Task description ▸ It is required that all of the data be written out exactly.

start Extracted entries

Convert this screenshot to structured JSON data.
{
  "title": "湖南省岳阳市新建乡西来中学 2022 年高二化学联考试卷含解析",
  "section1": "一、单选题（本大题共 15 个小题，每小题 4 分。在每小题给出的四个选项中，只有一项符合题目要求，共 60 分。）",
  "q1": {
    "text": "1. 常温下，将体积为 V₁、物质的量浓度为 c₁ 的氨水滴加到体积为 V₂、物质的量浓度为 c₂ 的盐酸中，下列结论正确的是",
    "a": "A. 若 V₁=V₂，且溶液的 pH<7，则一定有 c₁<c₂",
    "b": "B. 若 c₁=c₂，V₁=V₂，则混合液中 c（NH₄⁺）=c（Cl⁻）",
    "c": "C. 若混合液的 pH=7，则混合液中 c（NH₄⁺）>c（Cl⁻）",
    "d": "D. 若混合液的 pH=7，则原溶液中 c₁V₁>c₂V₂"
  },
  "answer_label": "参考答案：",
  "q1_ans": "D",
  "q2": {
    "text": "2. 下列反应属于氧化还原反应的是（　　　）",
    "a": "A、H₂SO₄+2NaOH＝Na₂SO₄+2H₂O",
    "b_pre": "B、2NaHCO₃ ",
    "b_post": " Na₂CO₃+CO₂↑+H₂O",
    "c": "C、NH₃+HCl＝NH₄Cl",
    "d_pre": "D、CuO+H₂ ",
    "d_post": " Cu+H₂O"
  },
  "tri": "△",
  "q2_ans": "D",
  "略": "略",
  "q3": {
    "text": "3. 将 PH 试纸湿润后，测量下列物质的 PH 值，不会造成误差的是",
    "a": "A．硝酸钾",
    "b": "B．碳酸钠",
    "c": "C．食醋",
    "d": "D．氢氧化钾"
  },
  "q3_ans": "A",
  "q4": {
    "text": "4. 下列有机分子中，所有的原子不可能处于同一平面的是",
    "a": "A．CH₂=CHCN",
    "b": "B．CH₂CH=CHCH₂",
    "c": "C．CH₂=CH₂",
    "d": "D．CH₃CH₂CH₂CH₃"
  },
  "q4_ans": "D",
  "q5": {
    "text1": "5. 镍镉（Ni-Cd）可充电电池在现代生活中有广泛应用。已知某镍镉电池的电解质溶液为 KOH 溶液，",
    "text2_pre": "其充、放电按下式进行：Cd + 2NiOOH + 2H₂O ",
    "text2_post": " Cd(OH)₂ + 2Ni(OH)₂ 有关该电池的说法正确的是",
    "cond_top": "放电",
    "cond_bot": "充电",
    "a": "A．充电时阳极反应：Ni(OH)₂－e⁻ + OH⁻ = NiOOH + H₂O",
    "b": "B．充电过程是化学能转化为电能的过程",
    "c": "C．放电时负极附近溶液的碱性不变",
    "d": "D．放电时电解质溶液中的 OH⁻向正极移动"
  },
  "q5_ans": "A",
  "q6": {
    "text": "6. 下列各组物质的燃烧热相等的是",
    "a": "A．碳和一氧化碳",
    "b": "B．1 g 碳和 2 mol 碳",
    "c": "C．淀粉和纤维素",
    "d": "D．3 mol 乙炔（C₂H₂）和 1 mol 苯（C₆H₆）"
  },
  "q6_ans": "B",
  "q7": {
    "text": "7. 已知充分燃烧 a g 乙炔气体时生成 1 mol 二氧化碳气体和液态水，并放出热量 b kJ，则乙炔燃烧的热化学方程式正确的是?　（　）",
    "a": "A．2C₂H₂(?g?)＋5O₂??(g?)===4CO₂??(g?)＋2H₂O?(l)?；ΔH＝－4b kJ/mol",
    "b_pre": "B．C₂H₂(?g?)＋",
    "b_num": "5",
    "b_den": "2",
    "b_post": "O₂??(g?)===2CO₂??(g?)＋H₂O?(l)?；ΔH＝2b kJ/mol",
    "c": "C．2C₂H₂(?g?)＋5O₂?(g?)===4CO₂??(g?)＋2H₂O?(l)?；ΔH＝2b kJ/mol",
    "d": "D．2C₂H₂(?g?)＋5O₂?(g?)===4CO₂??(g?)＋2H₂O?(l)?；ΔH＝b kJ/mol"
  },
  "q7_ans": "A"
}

end Extracted entries

Exercise response ▸
Convert this screenshot to structured JSON data.
{
  "title": "湖南省岳阳市新建乡西来中学 2022 年高二化学联考试卷含解析",
  "section1": "一、单选题（本大题共 15 个小题，每小题 4 分。在每小题给出的四个选项中，只有一项符合题目要求，共 60 分。）",
  "q1": {
    "text": "1. 常温下，将体积为 V₁、物质的量浓度为 c₁ 的氨水滴加到体积为 V₂、物质的量浓度为 c₂ 的盐酸中，下列结论正确的是",
    "a": "A. 若 V₁=V₂，且溶液的 pH<7，则一定有 c₁<c₂",
    "b": "B. 若 c₁=c₂，V₁=V₂，则混合液中 c（NH₄⁺）=c（Cl⁻）",
    "c": "C. 若混合液的 pH=7，则混合液中 c（NH₄⁺）>c（Cl⁻）",
    "d": "D. 若混合液的 pH=7，则原溶液中 c₁V₁>c₂V₂"
  },
  "answer_label": "参考答案：",
  "q1_ans": "D",
  "q2": {
    "text": "2. 下列反应属于氧化还原反应的是（　　　）",
    "a": "A、H₂SO₄+2NaOH＝Na₂SO₄+2H₂O",
    "b_pre": "B、2NaHCO₃ ",
    "b_post": " Na₂CO₃+CO₂↑+H₂O",
    "c": "C、NH₃+HCl＝NH₄Cl",
    "d_pre": "D、CuO+H₂ ",
    "d_post": " Cu+H₂O"
  },
  "tri": "△",
  "q2_ans": "D",
  "略": "略",
  "q3": {
    "text": "3. 将 PH 试纸湿润后，测量下列物质的 PH 值，不会造成误差的是",
    "a": "A．硝酸钾",
    "b": "B．碳酸钠",
    "c": "C．食醋",
    "d": "D．氢氧化钾"
  },
  "q3_ans": "A",
  "q4": {
    "text": "4. 下列有机分子中，所有的原子不可能处于同一平面的是",
    "a": "A．CH₂=CHCN",
    "b": "B．CH₂CH=CHCH₂",
    "c": "C．CH₂=CH₂",
    "d": "D．CH₃CH₂CH₂CH₃"
  },
  "q4_ans": "D",
  "q5": {
    "text1": "5. 镍镉（Ni-Cd）可充电电池在现代生活中有广泛应用。已知某镍镉电池的电解质溶液为 KOH 溶液，",
    "text2_pre": "其充、放电按下式进行：Cd + 2NiOOH + 2H₂O ",
    "text2_post": " Cd(OH)₂ + 2Ni(OH)₂ 有关该电池的说法正确的是",
    "cond_top": "放电",
    "cond_bot": "充电",
    "a": "A．充电时阳极反应：Ni(OH)₂－e⁻ + OH⁻ = NiOOH + H₂O",
    "b": "B．充电过程是化学能转化为电能的过程",
    "c": "C．放电时负极附近溶液的碱性不变",
    "d": "D．放电时电解质溶液中的 OH⁻向正极移动"
  },
  "q5_ans": "A",
  "q6": {
    "text": "6. 下列各组物质的燃烧热相等的是",
    "a": "A．碳和一氧化碳",
    "b": "B．1 g 碳和 2 mol 碳",
    "c": "C．淀粉和纤维素",
    "d": "D．3 mol 乙炔（C₂H₂）和 1 mol 苯（C₆H₆）"
  },
  "q6_ans": "B",
  "q7": {
    "text": "7. 已知充分燃烧 a g 乙炔气体时生成 1 mol 二氧化碳气体和液态水，并放出热量 b kJ，则乙炔燃烧的热化学方程式正确的是?　（　）",
    "a": "A．2C₂H₂(?g?)＋5O₂??(g?)===4CO₂??(g?)＋2H₂O?(l)?；ΔH＝－4b kJ/mol",
    "b_pre": "B．C₂H₂(?g?)＋",
    "b_num": "5",
    "b_den": "2",
    "b_post": "O₂??(g?)===2CO₂??(g?)＋H₂O?(l)?；ΔH＝2b kJ/mol",
    "c": "C．2C₂H₂(?g?)＋5O₂?(g?)===4CO₂??(g?)＋2H₂O?(l)?；ΔH＝2b kJ/mol",
    "d": "D．2C₂H₂(?g?)＋5O₂?(g?)===4CO₂??(g?)＋2H₂O?(l)?；ΔH＝b kJ/mol"
  },
  "q7_ans": "A"
}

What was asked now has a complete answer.